» WORK TO BE COMPLETED: What is the count of lines in the listing below that hold the string "presently"? Reply with that number alone.

» RECORDS PROVIDED:

## start

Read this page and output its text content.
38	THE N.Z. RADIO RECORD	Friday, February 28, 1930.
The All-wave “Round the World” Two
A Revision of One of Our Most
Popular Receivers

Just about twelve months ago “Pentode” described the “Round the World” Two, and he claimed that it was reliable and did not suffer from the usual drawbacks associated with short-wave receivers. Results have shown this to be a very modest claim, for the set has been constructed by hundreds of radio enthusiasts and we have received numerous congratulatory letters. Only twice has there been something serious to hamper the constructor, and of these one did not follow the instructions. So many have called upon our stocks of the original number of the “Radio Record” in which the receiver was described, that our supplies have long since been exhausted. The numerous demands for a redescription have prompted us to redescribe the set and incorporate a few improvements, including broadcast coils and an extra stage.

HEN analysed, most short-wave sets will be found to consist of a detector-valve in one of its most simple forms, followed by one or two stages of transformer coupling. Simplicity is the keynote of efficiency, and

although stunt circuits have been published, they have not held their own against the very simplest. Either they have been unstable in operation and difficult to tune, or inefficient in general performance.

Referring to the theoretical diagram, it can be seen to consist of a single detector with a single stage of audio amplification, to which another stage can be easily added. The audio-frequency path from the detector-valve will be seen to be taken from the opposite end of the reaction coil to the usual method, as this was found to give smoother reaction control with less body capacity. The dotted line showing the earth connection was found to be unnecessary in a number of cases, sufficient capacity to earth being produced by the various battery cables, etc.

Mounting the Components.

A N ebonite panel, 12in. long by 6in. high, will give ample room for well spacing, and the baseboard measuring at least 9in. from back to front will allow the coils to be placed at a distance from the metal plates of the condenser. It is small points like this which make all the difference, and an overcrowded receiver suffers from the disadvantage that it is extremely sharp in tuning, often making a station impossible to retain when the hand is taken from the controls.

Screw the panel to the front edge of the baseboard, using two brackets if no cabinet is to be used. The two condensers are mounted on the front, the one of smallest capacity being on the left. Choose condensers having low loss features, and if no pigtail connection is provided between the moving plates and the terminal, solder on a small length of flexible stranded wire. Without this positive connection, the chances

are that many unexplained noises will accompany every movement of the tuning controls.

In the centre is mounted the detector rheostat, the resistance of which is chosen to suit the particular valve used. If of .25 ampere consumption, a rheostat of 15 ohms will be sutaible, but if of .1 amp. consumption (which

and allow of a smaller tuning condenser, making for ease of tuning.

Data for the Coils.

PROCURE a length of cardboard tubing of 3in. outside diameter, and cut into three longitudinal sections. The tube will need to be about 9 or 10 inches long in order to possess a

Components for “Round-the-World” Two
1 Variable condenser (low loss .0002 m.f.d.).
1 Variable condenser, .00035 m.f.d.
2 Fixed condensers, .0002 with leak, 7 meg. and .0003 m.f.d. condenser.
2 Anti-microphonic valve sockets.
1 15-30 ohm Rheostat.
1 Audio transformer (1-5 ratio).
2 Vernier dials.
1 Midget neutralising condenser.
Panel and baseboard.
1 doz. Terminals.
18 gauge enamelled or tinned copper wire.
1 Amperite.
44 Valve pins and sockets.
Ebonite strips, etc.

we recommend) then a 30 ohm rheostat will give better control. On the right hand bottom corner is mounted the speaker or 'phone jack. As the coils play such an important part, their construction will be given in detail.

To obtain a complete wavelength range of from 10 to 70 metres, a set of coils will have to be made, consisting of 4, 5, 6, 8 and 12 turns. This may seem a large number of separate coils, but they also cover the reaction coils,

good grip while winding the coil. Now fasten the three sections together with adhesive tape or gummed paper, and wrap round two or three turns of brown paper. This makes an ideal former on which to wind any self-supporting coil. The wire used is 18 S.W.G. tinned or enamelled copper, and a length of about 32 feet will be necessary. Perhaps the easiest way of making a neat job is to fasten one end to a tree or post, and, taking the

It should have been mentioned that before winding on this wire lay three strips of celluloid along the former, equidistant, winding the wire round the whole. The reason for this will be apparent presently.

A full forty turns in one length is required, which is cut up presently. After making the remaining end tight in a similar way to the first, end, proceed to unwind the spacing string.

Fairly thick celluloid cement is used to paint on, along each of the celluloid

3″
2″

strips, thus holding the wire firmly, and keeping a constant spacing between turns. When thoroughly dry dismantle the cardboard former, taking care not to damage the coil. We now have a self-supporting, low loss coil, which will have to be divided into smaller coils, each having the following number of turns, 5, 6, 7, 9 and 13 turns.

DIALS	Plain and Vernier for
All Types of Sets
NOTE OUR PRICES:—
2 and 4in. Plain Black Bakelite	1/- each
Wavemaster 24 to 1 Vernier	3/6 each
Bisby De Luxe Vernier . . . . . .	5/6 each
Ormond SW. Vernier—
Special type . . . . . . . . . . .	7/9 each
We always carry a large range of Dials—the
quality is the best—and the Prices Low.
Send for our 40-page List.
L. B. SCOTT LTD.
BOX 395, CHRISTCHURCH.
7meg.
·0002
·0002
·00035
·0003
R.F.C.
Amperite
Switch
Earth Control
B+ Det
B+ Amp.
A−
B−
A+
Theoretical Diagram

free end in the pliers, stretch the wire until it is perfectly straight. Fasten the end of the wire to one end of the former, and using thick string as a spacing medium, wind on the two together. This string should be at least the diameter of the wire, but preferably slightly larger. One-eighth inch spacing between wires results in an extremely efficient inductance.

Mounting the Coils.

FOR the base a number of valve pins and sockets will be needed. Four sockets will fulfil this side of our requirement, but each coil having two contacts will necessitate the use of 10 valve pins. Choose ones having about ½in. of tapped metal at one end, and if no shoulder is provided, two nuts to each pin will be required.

## end

» SOLUTION TO THE EXERCISE: 2